** BEGIN Data **

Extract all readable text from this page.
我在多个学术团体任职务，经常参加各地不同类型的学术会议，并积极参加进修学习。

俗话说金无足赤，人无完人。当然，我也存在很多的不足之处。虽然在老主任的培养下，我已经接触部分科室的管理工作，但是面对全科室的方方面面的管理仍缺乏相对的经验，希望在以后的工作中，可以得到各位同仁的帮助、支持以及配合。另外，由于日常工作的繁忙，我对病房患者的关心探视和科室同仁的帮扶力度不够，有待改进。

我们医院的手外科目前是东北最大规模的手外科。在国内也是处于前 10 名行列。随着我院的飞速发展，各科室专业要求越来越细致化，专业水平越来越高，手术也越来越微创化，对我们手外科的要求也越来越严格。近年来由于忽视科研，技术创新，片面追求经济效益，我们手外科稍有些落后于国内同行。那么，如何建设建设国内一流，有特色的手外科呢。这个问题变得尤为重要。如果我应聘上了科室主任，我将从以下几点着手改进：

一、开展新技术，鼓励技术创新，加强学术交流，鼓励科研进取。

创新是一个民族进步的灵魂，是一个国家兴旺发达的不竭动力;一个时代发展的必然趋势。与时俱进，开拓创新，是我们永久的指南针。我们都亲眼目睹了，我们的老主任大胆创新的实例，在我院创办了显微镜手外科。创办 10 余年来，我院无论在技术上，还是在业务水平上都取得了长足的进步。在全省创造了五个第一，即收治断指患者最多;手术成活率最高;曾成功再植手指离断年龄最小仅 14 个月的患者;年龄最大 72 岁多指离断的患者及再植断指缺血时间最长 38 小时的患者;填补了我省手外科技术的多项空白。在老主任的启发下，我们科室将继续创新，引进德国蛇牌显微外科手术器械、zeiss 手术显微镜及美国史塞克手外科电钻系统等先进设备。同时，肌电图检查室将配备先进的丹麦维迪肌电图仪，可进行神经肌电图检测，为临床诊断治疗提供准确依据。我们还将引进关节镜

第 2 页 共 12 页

** END Data **

→ **What you will do**:
Reproduce the full listing word for word.

→ **Task answer**:
Extract all readable text from this page.
我在多个学术团体任职务，经常参加各地不同类型的学术会议，并积极参加进修学习。

俗话说金无足赤，人无完人。当然，我也存在很多的不足之处。虽然在老主任的培养下，我已经接触部分科室的管理工作，但是面对全科室的方方面面的管理仍缺乏相对的经验，希望在以后的工作中，可以得到各位同仁的帮助、支持以及配合。另外，由于日常工作的繁忙，我对病房患者的关心探视和科室同仁的帮扶力度不够，有待改进。

我们医院的手外科目前是东北最大规模的手外科。在国内也是处于前 10 名行列。随着我院的飞速发展，各科室专业要求越来越细致化，专业水平越来越高，手术也越来越微创化，对我们手外科的要求也越来越严格。近年来由于忽视科研，技术创新，片面追求经济效益，我们手外科稍有些落后于国内同行。那么，如何建设建设国内一流，有特色的手外科呢。这个问题变得尤为重要。如果我应聘上了科室主任，我将从以下几点着手改进：

一、开展新技术，鼓励技术创新，加强学术交流，鼓励科研进取。

创新是一个民族进步的灵魂，是一个国家兴旺发达的不竭动力;一个时代发展的必然趋势。与时俱进，开拓创新，是我们永久的指南针。我们都亲眼目睹了，我们的老主任大胆创新的实例，在我院创办了显微镜手外科。创办 10 余年来，我院无论在技术上，还是在业务水平上都取得了长足的进步。在全省创造了五个第一，即收治断指患者最多;手术成活率最高;曾成功再植手指离断年龄最小仅 14 个月的患者;年龄最大 72 岁多指离断的患者及再植断指缺血时间最长 38 小时的患者;填补了我省手外科技术的多项空白。在老主任的启发下，我们科室将继续创新，引进德国蛇牌显微外科手术器械、zeiss 手术显微镜及美国史塞克手外科电钻系统等先进设备。同时，肌电图检查室将配备先进的丹麦维迪肌电图仪，可进行神经肌电图检测，为临床诊断治疗提供准确依据。我们还将引进关节镜

第 2 页 共 12 页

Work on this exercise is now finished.